*TASK DIRECTIONS:*
Which of the lines below hold "Krajina"? Please return each one.

*WORKING DATA:*
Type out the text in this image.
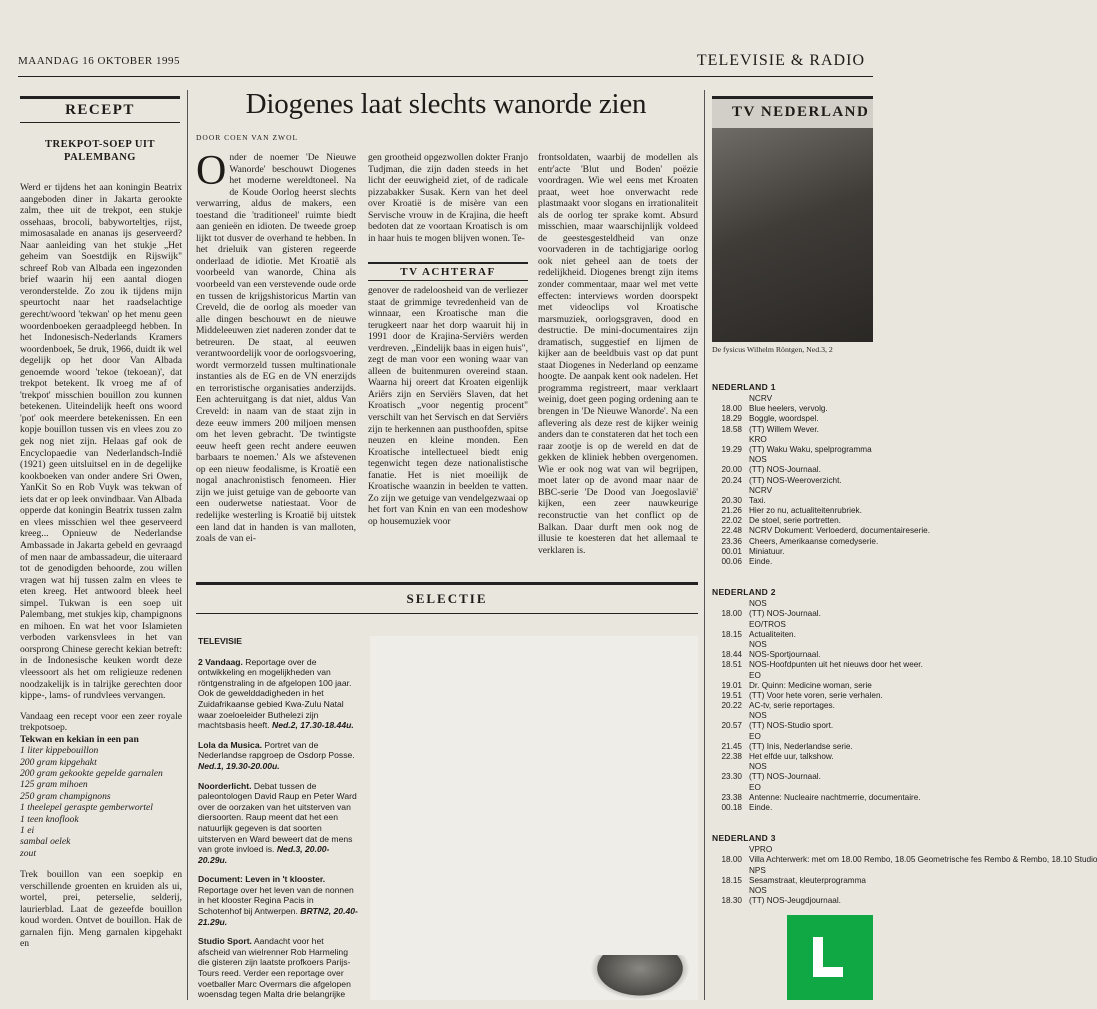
MAANDAG 16 OKTOBER 1995	TELEVISIE & RADIO
RECEPT
TREKPOT-SOEP UIT PALEMBANG

Werd er tijdens het aan koningin Beatrix aangeboden diner in Jakarta gerookte zalm, thee uit de trekpot, een stukje ossehaas, brocoli, babyworteltjes, rijst, mimosasalade en ananas ijs geserveerd? Naar aanleiding van het stukje „Het geheim van Soestdijk en Rijswijk" schreef Rob van Albada een ingezonden brief waarin hij een aantal diogen veronderstelde. Zo zou ik tijdens mijn speurtocht naar het raadselachtige gerecht/woord 'tekwan' op het menu geen woordenboeken geraadpleegd hebben. In het Indonesisch-Nederlands Kramers woordenboek, 5e druk, 1966, duidt ik wel degelijk op het door Van Albada genoemde woord 'tekoe (tekoean)', dat trekpot betekent. Ik vroeg me af of 'trekpot' misschien bouillon zou kunnen betekenen. Uiteindelijk heeft ons woord 'pot' ook meerdere betekenissen. En een kopje bouillon tussen vis en vlees zou zo gek nog niet zijn. Helaas gaf ook de Encyclopaedie van Nederlandsch-Indië (1921) geen uitsluitsel en in de degelijke kookboeken van onder andere Sri Owen, YanKit So en Rob Vuyk was tekwan of iets dat er op leek onvindbaar. Van Albada opperde dat koningin Beatrix tussen zalm en vlees misschien wel thee geserveerd kreeg... Opnieuw de Nederlandse Ambassade in Jakarta gebeld en gevraagd of men naar de ambassadeur, die uiteraard tot de genodigden behoorde, zou willen vragen wat hij tussen zalm en vlees te eten kreeg. Het antwoord bleek heel simpel. Tukwan is een soep uit Palembang, met stukjes kip, champignons en mihoen. En wat het voor Islamieten verboden varkensvlees in het van oorsprong Chinese gerecht kekian betreft: in de Indonesische keuken wordt deze vleessoort als het om religieuze redenen noodzakelijk is in talrijke gerechten door kippe-, lams- of rundvlees vervangen.

Vandaag een recept voor een zeer royale trekpotsoep.

Tekwan en kekian in een pan
1 liter kippebouillon
200 gram kipgehakt
200 gram gekookte gepelde garnalen
125 gram mihoen
250 gram champignons
1 theelepel geraspte gemberwortel
1 teen knoflook
1 ei
sambal oelek
zout

Trek bouillon van een soepkip en verschillende groenten en kruiden als ui, wortel, prei, peterselie, selderij, laurierblad. Laat de gezeefde bouillon koud worden. Ontvet de bouillon. Hak de garnalen fijn. Meng garnalen kipgehakt en

Diogenes laat slechts wanorde zien
DOOR COEN VAN ZWOL
O nder de noemer 'De Nieuwe Wanorde' beschouwt Diogenes het moderne wereldtoneel. Na de Koude Oorlog heerst slechts verwarring, aldus de makers, een toestand die 'traditioneel' ruimte biedt aan genieën en idioten. De tweede groep lijkt tot dusver de overhand te hebben. In het drieluik van gisteren regeerde onderlaad de idiotie. Met Kroatië als voorbeeld van wanorde, China als voorbeeld van een verstevende oude orde en tussen de krijgshistoricus Martin van Creveld, die de oorlog als moeder van alle dingen beschouwt en de nieuwe Middeleeuwen ziet naderen zonder dat te betreuren. De staat, al eeuwen verantwoordelijk voor de oorlogsvoering, wordt vermorzeld tussen multinationale instanties als de EG en de VN enerzijds en terroristische organisaties anderzijds. Een achteruitgang is dat niet, aldus Van Creveld: in naam van de staat zijn in deze eeuw immers 200 miljoen mensen om het leven gebracht. 'De twintigste eeuw heeft geen recht andere eeuwen barbaars te noemen.' Als we afstevenen op een nieuw feodalisme, is Kroatië een nogal anachronistisch fenomeen. Hier zijn we juist getuige van de geboorte van een ouderwetse natiestaat. Voor de redelijke westerling is Kroatië bij uitstek een land dat in handen is van malloten, zoals de van ei-

gen grootheid opgezwollen dokter Franjo Tudjman, die zijn daden steeds in het licht der eeuwigheid ziet, of de radicale pizzabakker Susak. Kern van het deel over Kroatië is de misère van een Servische vrouw in de Krajina, die heeft bedoten dat ze voortaan Kroatisch is om in haar huis te mogen blijven wonen. Te-

TV ACHTERAF

genover de radeloosheid van de verliezer staat de grimmige tevredenheid van de winnaar, een Kroatische man die terugkeert naar het dorp waaruit hij in 1991 door de Krajina-Serviërs werden verdreven. „Eindelijk baas in eigen huis", zegt de man voor een woning waar van alleen de buitenmuren overeind staan. Waarna hij oreert dat Kroaten eigenlijk Ariërs zijn en Serviërs Slaven, dat het Kroatisch „voor negentig procent" verschilt van het Servisch en dat Serviërs zijn te herkennen aan pusthoofden, spitse neuzen en kleine monden. Een Kroatische intellectueel biedt enig tegenwicht tegen deze nationalistische fanatie. Het is niet moeilijk de Kroatische waanzin in beelden te vatten. Zo zijn we getuige van vendelgezwaai op het fort van Knin en van een modeshow op housemuziek voor

frontsoldaten, waarbij de modellen als entr'acte 'Blut und Boden' poëzie voordragen. Wie wel eens met Kroaten praat, weet hoe onverwacht rede plastmaakt voor slogans en irrationaliteit als de oorlog ter sprake komt. Absurd misschien, maar waarschijnlijk voldeed de geestesgesteldheid van onze voorvaderen in de tachtigjarige oorlog ook niet geheel aan de toets der redelijkheid. Diogenes brengt zijn items zonder commentaar, maar wel met vette effecten: interviews worden doorspekt met videoclips vol Kroatische marsmuziek, oorlogsgraven, dood en destructie. De mini-documentaires zijn dramatisch, suggestief en lijmen de kijker aan de beeldbuis vast op dat punt staat Diogenes in Nederland op eenzame hoogte. De aanpak kent ook nadelen. Het programma registreert, maar verklaart weinig, doet geen poging ordening aan te brengen in 'De Nieuwe Wanorde'. Na een aflevering als deze rest de kijker weinig anders dan te constateren dat het toch een raar zootje is op de wereld en dat de gekken de kliniek hebben overgenomen. Wie er ook nog wat van wil begrijpen, moet later op de avond maar naar de BBC-serie 'De Dood van Joegoslavië' kijken, een zeer nauwkeurige reconstructie van het conflict op de Balkan. Daar durft men ook nog de illusie te koesteren dat het allemaal te verklaren is.

SELECTIE
TELEVISIE
2 Vandaag. Reportage over de ontwikkeling en mogelijkheden van röntgenstraling in de afgelopen 100 jaar. Ook de gewelddadigheden in het Zuidafrikaanse gebied Kwa-Zulu Natal waar zoeloeleider Buthelezi zijn machtsbasis heeft. Ned.2, 17.30-18.44u.
Lola da Musica. Portret van de Nederlandse rapgroep de Osdorp Posse. Ned.1, 19.30-20.00u.
Noorderlicht. Debat tussen de paleontologen David Raup en Peter Ward over de oorzaken van het uitsterven van diersoorten. Raup meent dat het een natuurlijk gegeven is dat soorten uitsterven en Ward beweert dat de mens van grote invloed is. Ned.3, 20.00-20.29u.
Document: Leven in 't klooster. Reportage over het leven van de nonnen in het klooster Regina Pacis in Schotenhof bij Antwerpen. BRTN2, 20.40-21.29u.
Studio Sport. Aandacht voor het afscheid van wielrenner Rob Harmeling die gisteren zijn laatste profkoers Parijs-Tours reed. Verder een reportage over voetballer Marc Overmars die afgelopen woensdag tegen Malta drie belangrijke
TV NEDERLAND
De fysicus Wilhelm Röntgen, Ned.3, 2
NEDERLAND 1
NCRV
18.00 Blue heelers, vervolg.
18.29 Boggle, woordspel.
18.58 (TT) Willem Wever.
KRO
19.29 (TT) Waku Waku, spelprogramma
NOS
20.00 (TT) NOS-Journaal.
20.24 (TT) NOS-Weeroverzicht.
NCRV
20.30 Taxi.
21.26 Hier zo nu, actualiteitenrubriek.
22.02 De stoel, serie portretten.
22.48 NCRV Dokument: Verloederd, documentaireserie.
23.36 Cheers, Amerikaanse comedyserie.
00.01 Miniatuur.
00.06 Einde.
NEDERLAND 2
NOS
18.00 (TT) NOS-Journaal.
EO/TROS
18.15 Actualiteiten.
NOS
18.44 NOS-Sportjournaal.
18.51 NOS-Hoofdpunten uit het nieuws door het weer.
EO
19.01 Dr. Quinn: Medicine woman, serie
19.51 (TT) Voor hete voren, serie verhalen.
20.22 AC-tv, serie reportages.
NOS
20.57 (TT) NOS-Studio sport.
EO
21.45 (TT) Inis, Nederlandse serie.
22.38 Het elfde uur, talkshow.
NOS
23.30 (TT) NOS-Journaal.
EO
23.38 Antenne: Nucleaire nachtmerrie, documentaire.
00.18 Einde.
NEDERLAND 3
VPRO
18.00 Villa Achterwerk: met om 18.00 Rembo, 18.05 Geometrische fes Rembo & Rembo, 18.10 Studio
NPS
18.15 Sesamstraat, kleuterprogramma
NOS
18.30 (TT) NOS-Jeugdjournaal.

*COMPLETED TASK:*
gen grootheid opgezwollen dokter Franjo Tudjman, die zijn daden steeds in het licht der eeuwigheid ziet, of de radicale pizzabakker Susak. Kern van het deel over Kroatië is de misère van een Servische vrouw in de Krajina, die heeft bedoten dat ze voortaan Kroatisch is om in haar huis te mogen blijven wonen. Te-
genover de radeloosheid van de verliezer staat de grimmige tevredenheid van de winnaar, een Kroatische man die terugkeert naar het dorp waaruit hij in 1991 door de Krajina-Serviërs werden verdreven. „Eindelijk baas in eigen huis", zegt de man voor een woning waar van alleen de buitenmuren overeind staan. Waarna hij oreert dat Kroaten eigenlijk Ariërs zijn en Serviërs Slaven, dat het Kroatisch „voor negentig procent" verschilt van het Servisch en dat Serviërs zijn te herkennen aan pusthoofden, spitse neuzen en kleine monden. Een Kroatische intellectueel biedt enig tegenwicht tegen deze nationalistische fanatie. Het is niet moeilijk de Kroatische waanzin in beelden te vatten. Zo zijn we getuige van vendelgezwaai op het fort van Knin en van een modeshow op housemuziek voor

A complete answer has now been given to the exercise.